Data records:
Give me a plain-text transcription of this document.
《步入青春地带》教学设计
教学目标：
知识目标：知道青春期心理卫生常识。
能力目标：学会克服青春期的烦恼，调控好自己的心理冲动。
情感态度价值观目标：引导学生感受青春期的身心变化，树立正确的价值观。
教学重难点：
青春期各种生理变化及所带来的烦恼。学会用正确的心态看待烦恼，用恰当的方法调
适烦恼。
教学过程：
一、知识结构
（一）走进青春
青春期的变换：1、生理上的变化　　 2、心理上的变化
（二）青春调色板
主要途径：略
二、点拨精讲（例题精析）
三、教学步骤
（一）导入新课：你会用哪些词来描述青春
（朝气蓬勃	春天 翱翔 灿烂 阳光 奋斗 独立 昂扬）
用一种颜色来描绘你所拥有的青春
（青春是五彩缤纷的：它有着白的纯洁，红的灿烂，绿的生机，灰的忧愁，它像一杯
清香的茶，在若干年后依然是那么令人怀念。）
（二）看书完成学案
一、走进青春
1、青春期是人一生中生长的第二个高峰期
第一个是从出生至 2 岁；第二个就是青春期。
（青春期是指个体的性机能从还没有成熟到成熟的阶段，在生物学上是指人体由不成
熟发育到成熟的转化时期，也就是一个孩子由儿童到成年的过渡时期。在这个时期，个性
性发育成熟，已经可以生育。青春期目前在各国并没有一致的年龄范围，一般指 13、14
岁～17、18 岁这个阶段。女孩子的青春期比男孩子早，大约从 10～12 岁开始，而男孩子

Work required: Repeat back the data above, exact to the last character.

Response:
Give me a plain-text transcription of this document.
《步入青春地带》教学设计
教学目标：
知识目标：知道青春期心理卫生常识。
能力目标：学会克服青春期的烦恼，调控好自己的心理冲动。
情感态度价值观目标：引导学生感受青春期的身心变化，树立正确的价值观。
教学重难点：
青春期各种生理变化及所带来的烦恼。学会用正确的心态看待烦恼，用恰当的方法调
适烦恼。
教学过程：
一、知识结构
（一）走进青春
青春期的变换：1、生理上的变化　　 2、心理上的变化
（二）青春调色板
主要途径：略
二、点拨精讲（例题精析）
三、教学步骤
（一）导入新课：你会用哪些词来描述青春
（朝气蓬勃	春天 翱翔 灿烂 阳光 奋斗 独立 昂扬）
用一种颜色来描绘你所拥有的青春
（青春是五彩缤纷的：它有着白的纯洁，红的灿烂，绿的生机，灰的忧愁，它像一杯
清香的茶，在若干年后依然是那么令人怀念。）
（二）看书完成学案
一、走进青春
1、青春期是人一生中生长的第二个高峰期
第一个是从出生至 2 岁；第二个就是青春期。
（青春期是指个体的性机能从还没有成熟到成熟的阶段，在生物学上是指人体由不成
熟发育到成熟的转化时期，也就是一个孩子由儿童到成年的过渡时期。在这个时期，个性
性发育成熟，已经可以生育。青春期目前在各国并没有一致的年龄范围，一般指 13、14
岁～17、18 岁这个阶段。女孩子的青春期比男孩子早，大约从 10～12 岁开始，而男孩子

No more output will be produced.